**DOCUMENT PASSAGE:**
^^^^^^^^^^^^^^^^
Title IX is often equated with equal opportunity in athletics but the 1972 law also addresses sexual harassment. For instance, a study by the Washington-based American Association of University Women found that 62 percent of female college students, and 61 percent of men, reported having been sexually harassed at their university.
If the Supreme Court decides to hear a case involving a star college soccer coach it could clarify this aspect of gender-equity law.
The following article discusses the prevalence of sexual harassment at universities and policy implications if the case is heard in the Supreme Court.

09/23/07
By Viv Bernstein
WOMENSENEWS

(WOMENSENEWS)–Nine years have passed since former player Melissa Jennings accused the most successful women’s college soccer coach in the country, the University of North Carolina’s Anson Dorrance, of sexual harassment in a case that shocked the sport.
Over time, Jennings moved from college student to teacher in Illinois while Dorrance added to his collection of national championships at North Carolina, now at 19 and counting. But the suit was never tried in court.
Now it might be headed to the U.S. Supreme Court in a case that
ultimately could have significant implications for Title IX, the groundbreaking 1972 law that bans discrimination on the basis of sex in educational institutions that receive federal funds.
Title IX is most often associated with equal opportunity among men and women in college athletics. The law also addresses, however, sexual harassment in education, an issue on college campuses throughout the country.
Jennings was 17 years old when she joined the powerhouse North Carolina team in 1996 that had produced such World Cup stars as Mia Hamm and Kristine Lilly. But in the two years Jennings was on the team before being cut following the 1997 season, she claimed that Dorrance repeatedly pried into the personal lives of his players with degrading questions and comments, and made foul remarks about the appearance of some athletes. Some comments were directed at Jennings, but many targeted other players.
Jennings joined with Debbie Keller, a national player of the year for the Tar Heels, and filed suit in U.S. District Court in North Carolina in August 1998. Keller, who also accused Dorrance of inappropriate physical contact, later settled out of court for $70,000 along with a requirement that Dorrance undergo sensitivity training.
Jennings Persisted
Jennings continued on with the suit that claimed Dorrance violated Title IX by creating a hostile environment at North Carolina that denied her the benefits of college sports and that the university acted with deliberate indifference in failing to address it when informed of the charge.
^^^^^^^^^^^^^^^^
**AVAILABLE DATA:**
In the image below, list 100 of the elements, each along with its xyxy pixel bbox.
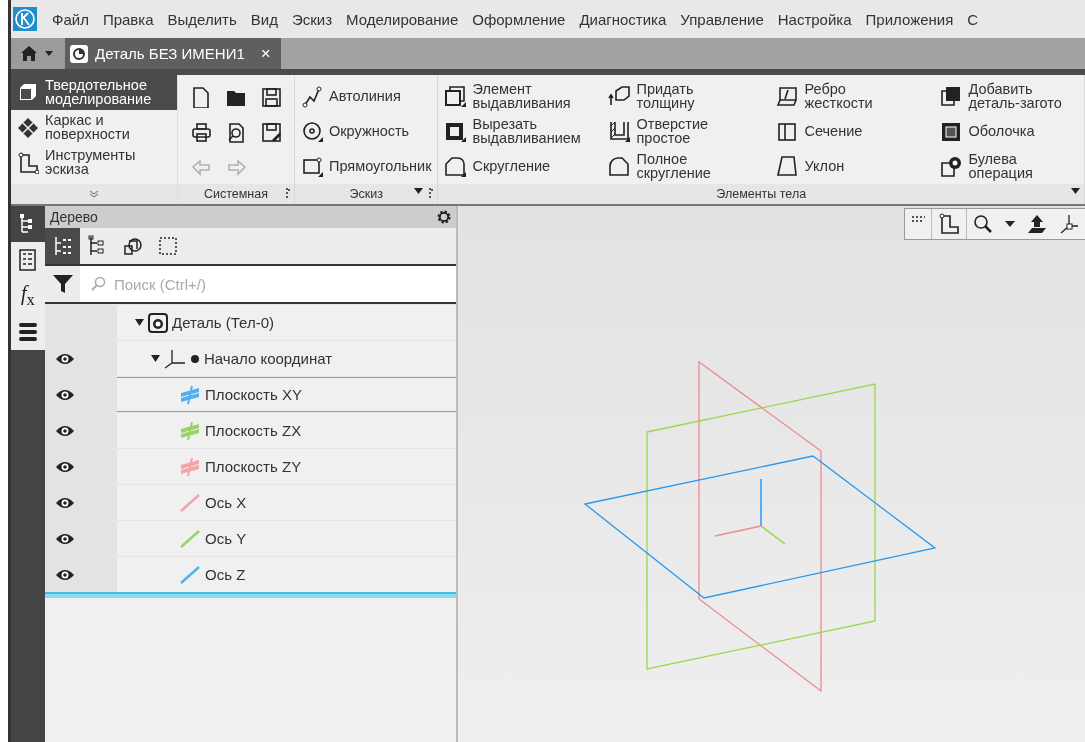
^^^^^^^^^^^^^^^^
**TASK REQUIREMENTS:**
1. In the Title IX harassment article, revise the passage from "Jennings Persisted" up to and including "of the charge.", replacing "deliberate indifference" with "willful indifference", and give that passage again.
2. Using the Title IX harassment article, decide whether each statement agrees with it, answering yes or no and quoting the words that settle it:
(a) Keller settled out of court for $70,000.
(b) Jennings was 18 years old when she joined the North Carolina team.
(c) The Jennings suit went to trial in court.
3. Carry on writing the Title IX harassment article from the point where it stops.

**ANSWERS PER TASK:**
1.
Jennings Persisted
Jennings continued on with the suit that claimed Dorrance violated Title IX by creating a hostile environment at North Carolina that denied her the benefits of college sports and that the university acted with willful indifference in failing to address it when informed of the charge.

2.
(a) Yes: "later settled out of court for $70,000"
(b) No: "Jennings was 17 years old when she joined the powerhouse North Carolina team in 1996"
(c) No: "But the suit was never tried in court."

3.
The case was dismissed by a district court judge in Greensboro, N.C., just before it was scheduled to go to trial in 2004. Jennings appealed, and a panel of the Fourth Circuit Court of Appeals in Richmond, Va., upheld the decision, 2-1, in 2006. Jennings appealed once more and in April, the Fourth Circuit ruled 8-2 in her favor, finally sending the case back to District Court for trial.
But in July, the North Carolina attorney general’s office representing the school and Dorrance appealed the ruling to the U.S. Supreme Court. The high court has scheduled Jennings v. North Carolina for conference on Sept. 24 to decide if it will be heard this session.
If the Supreme Court denies the appeal, the case is expected to finally be heard in District Court perhaps early next year.
Nancy Hogshead-Makar, a former Olympic gold medal swimmer and past president of the New York-based Women’s Sports Foundation, says the case may help define what constitutes sexual harassment in a sports team atmosphere and within a relationship between a coach and an athlete.
“The fact that sexual harassment is prohibited under Title IX is not new news,” said Hogshead-Makar, a professor at Florida Coastal School of Law and an expert on Title IX issues.
Courts Don’t Want to be ‘Polite Police’
“The standard is, in order to be able to prevail, a plaintiff has to show that the conduct is severe and pervasive,” she said. “Well, what does that mean? And that’s where the rub is. On the one hand, courts don’t want to become the polite police, but on the other hand, we don’t want to enable somebody to use somebody’s gender to degrade them. Where is that line?”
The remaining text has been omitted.